THE DATA >>
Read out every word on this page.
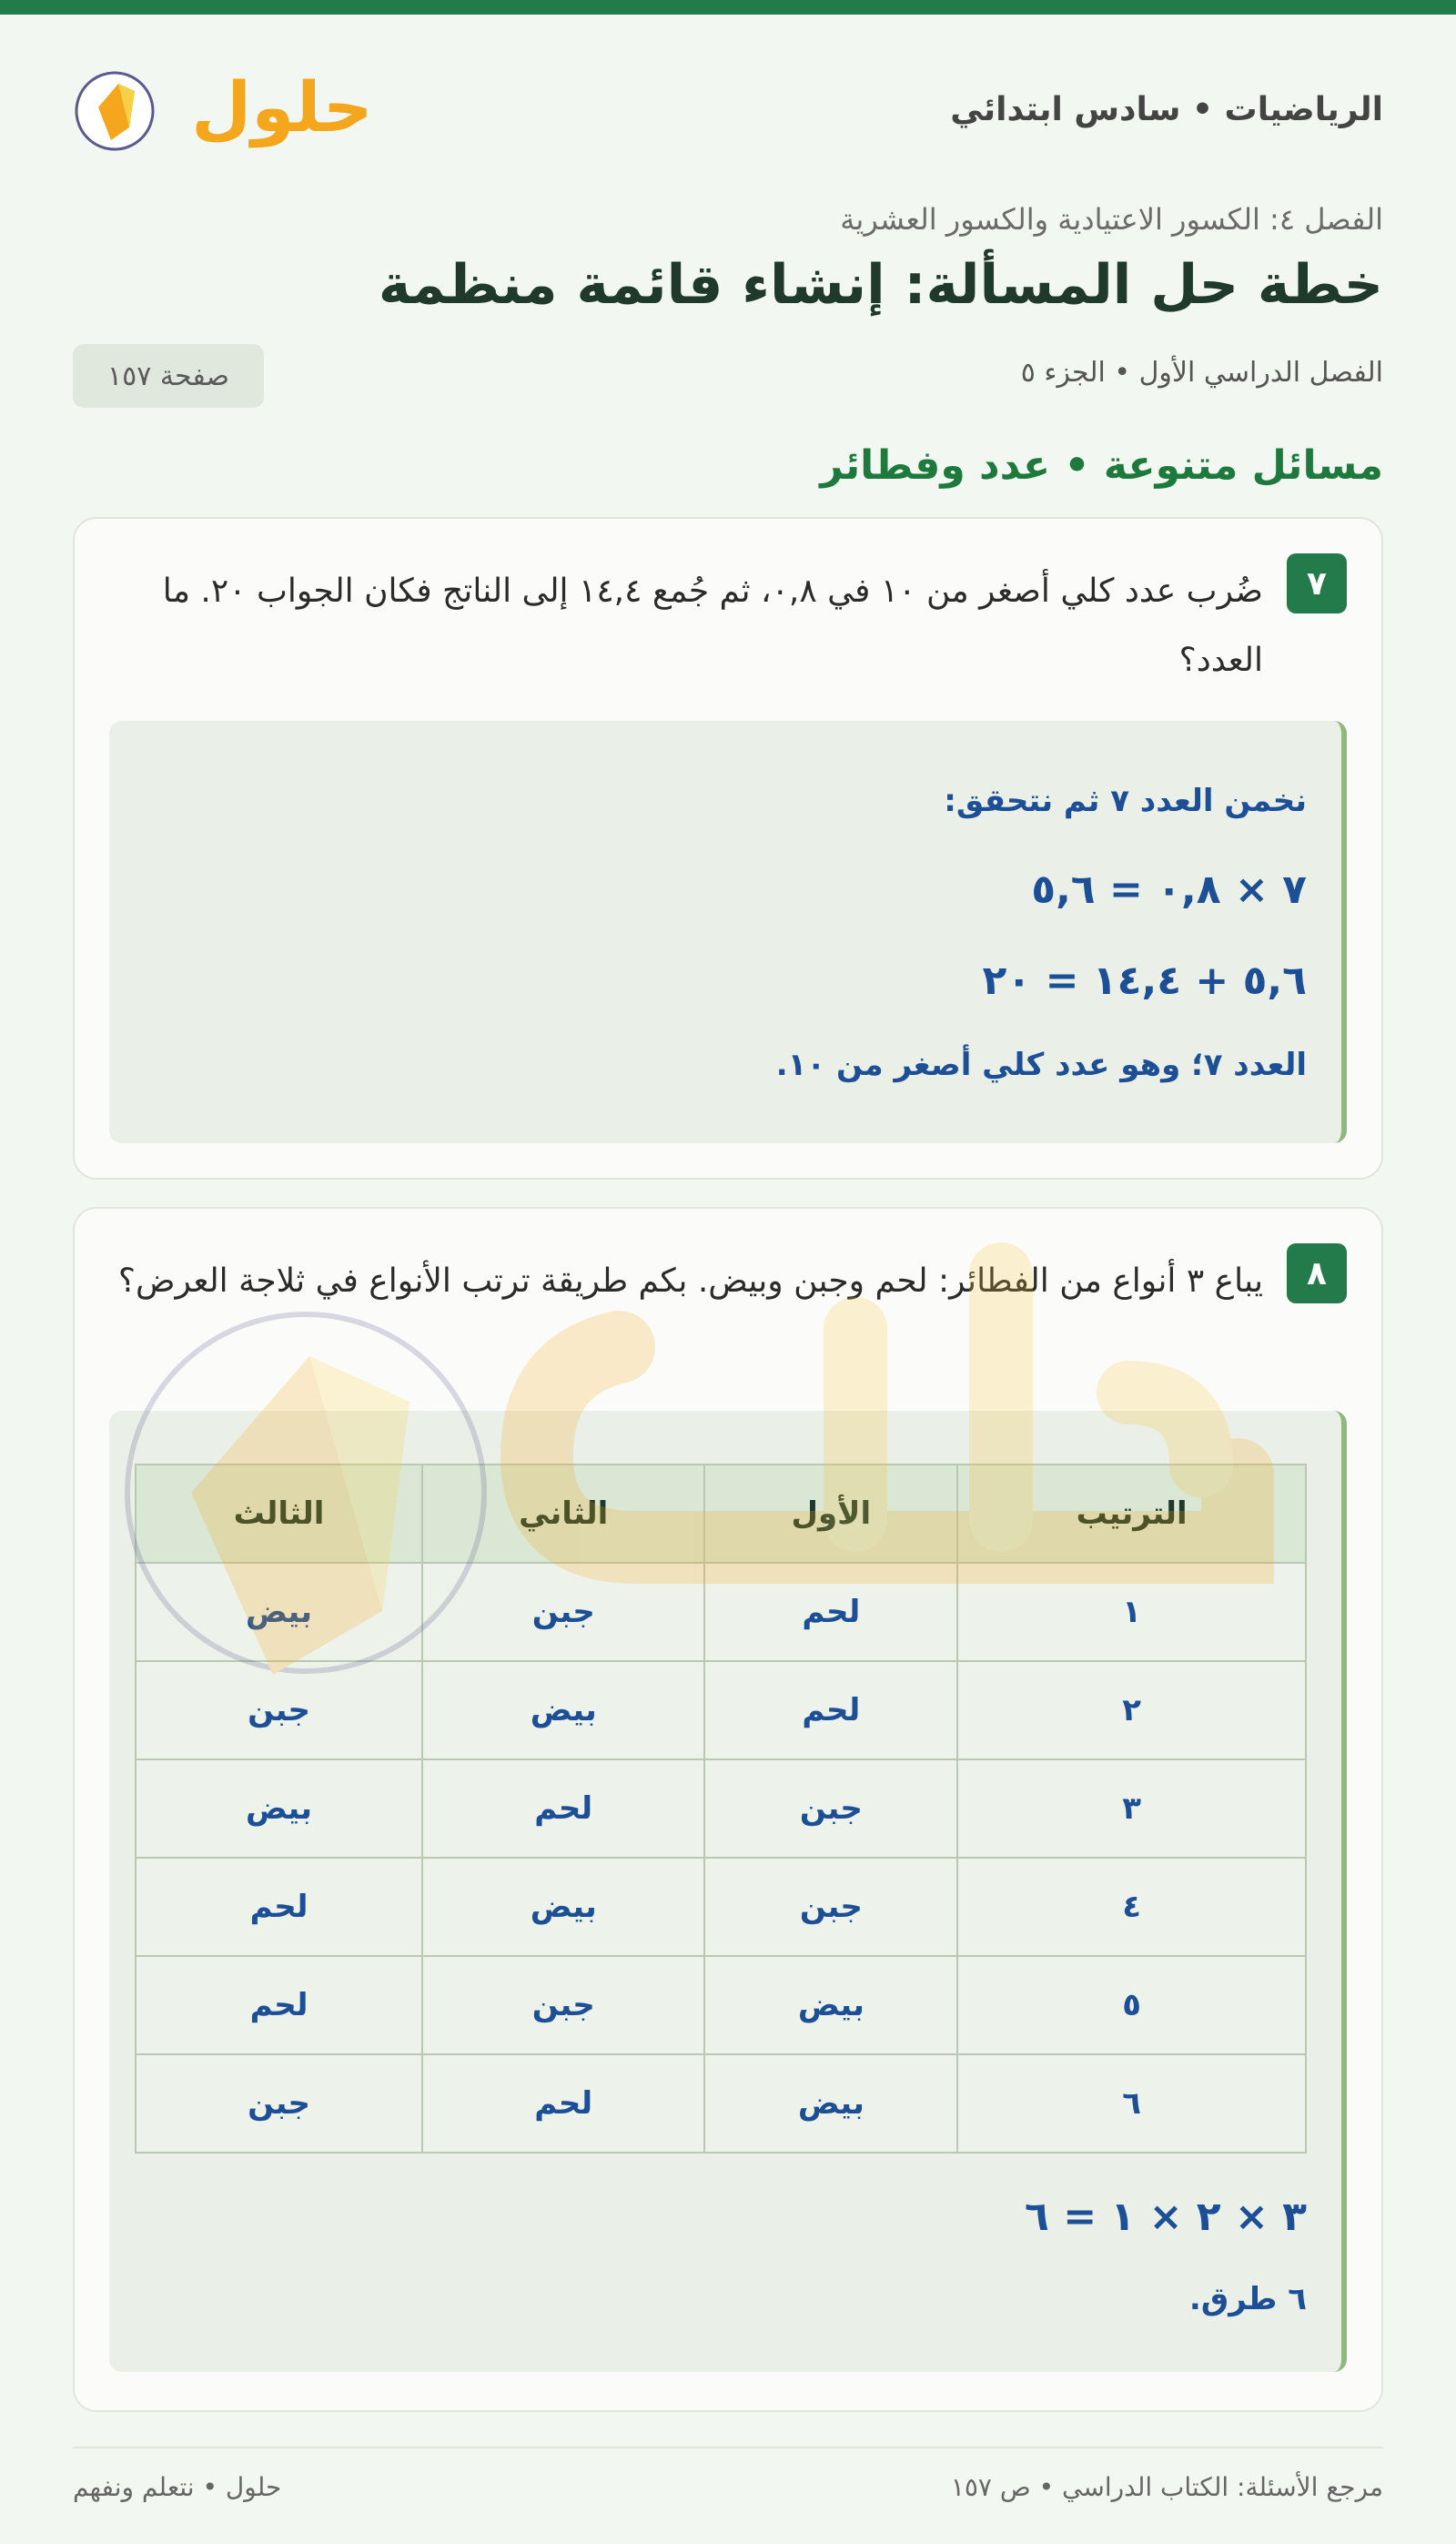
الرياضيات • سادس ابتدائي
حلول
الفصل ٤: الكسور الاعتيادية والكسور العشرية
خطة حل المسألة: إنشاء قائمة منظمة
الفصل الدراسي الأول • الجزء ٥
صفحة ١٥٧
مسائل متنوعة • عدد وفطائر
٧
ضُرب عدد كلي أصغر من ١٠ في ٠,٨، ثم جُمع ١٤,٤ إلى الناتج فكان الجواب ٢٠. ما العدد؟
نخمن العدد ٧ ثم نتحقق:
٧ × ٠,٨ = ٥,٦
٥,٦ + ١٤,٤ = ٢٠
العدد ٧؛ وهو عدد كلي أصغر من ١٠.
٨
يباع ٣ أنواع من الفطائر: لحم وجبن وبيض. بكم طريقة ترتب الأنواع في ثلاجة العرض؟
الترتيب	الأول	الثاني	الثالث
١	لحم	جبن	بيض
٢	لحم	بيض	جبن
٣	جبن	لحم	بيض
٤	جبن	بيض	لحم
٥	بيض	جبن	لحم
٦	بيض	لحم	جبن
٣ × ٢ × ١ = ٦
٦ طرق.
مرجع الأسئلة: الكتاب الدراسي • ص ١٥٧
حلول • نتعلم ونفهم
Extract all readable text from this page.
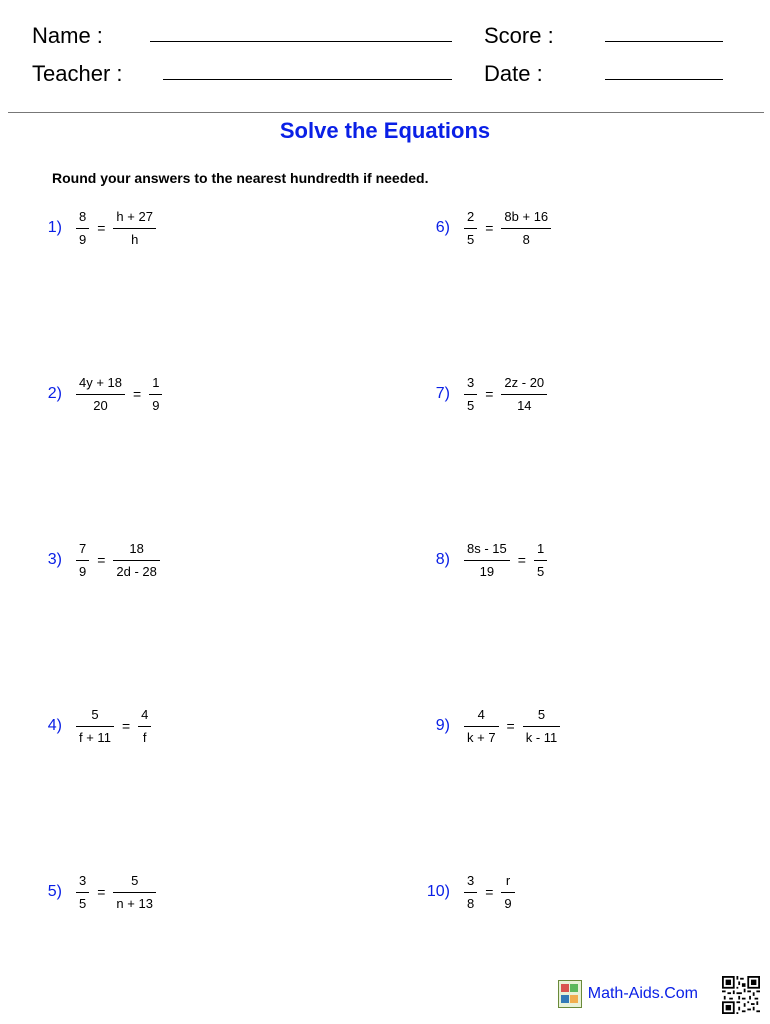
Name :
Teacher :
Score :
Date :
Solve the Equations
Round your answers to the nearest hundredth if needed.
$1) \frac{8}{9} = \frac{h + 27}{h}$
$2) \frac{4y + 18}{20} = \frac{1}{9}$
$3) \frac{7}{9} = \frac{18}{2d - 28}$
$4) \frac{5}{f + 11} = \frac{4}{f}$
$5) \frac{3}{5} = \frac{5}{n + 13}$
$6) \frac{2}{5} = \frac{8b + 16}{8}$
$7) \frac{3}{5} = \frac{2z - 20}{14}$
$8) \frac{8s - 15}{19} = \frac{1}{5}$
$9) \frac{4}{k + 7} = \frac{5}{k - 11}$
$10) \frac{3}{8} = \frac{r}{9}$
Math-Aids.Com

EXERCISE OBJECTIVE >>
Make an exact copy of the records shown above, without the pictures.

TASK ANSWER >>
Read out every word on this page.
الرياضيات • سادس ابتدائي
حلول
الفصل ٤: الكسور الاعتيادية والكسور العشرية
خطة حل المسألة: إنشاء قائمة منظمة
الفصل الدراسي الأول • الجزء ٥
صفحة ١٥٧
مسائل متنوعة • عدد وفطائر
٧
ضُرب عدد كلي أصغر من ١٠ في ٠,٨، ثم جُمع ١٤,٤ إلى الناتج فكان الجواب ٢٠. ما العدد؟
نخمن العدد ٧ ثم نتحقق:
٧ × ٠,٨ = ٥,٦
٥,٦ + ١٤,٤ = ٢٠
العدد ٧؛ وهو عدد كلي أصغر من ١٠.
٨
يباع ٣ أنواع من الفطائر: لحم وجبن وبيض. بكم طريقة ترتب الأنواع في ثلاجة العرض؟
الترتيب	الأول	الثاني	الثالث
١	لحم	جبن	بيض
٢	لحم	بيض	جبن
٣	جبن	لحم	بيض
٤	جبن	بيض	لحم
٥	بيض	جبن	لحم
٦	بيض	لحم	جبن
٣ × ٢ × ١ = ٦
٦ طرق.
مرجع الأسئلة: الكتاب الدراسي • ص ١٥٧
حلول • نتعلم ونفهم
Extract all readable text from this page.
Name :
Teacher :
Score :
Date :
Solve the Equations
Round your answers to the nearest hundredth if needed.
$1) \frac{8}{9} = \frac{h + 27}{h}$
$2) \frac{4y + 18}{20} = \frac{1}{9}$
$3) \frac{7}{9} = \frac{18}{2d - 28}$
$4) \frac{5}{f + 11} = \frac{4}{f}$
$5) \frac{3}{5} = \frac{5}{n + 13}$
$6) \frac{2}{5} = \frac{8b + 16}{8}$
$7) \frac{3}{5} = \frac{2z - 20}{14}$
$8) \frac{8s - 15}{19} = \frac{1}{5}$
$9) \frac{4}{k + 7} = \frac{5}{k - 11}$
$10) \frac{3}{8} = \frac{r}{9}$
Math-Aids.Com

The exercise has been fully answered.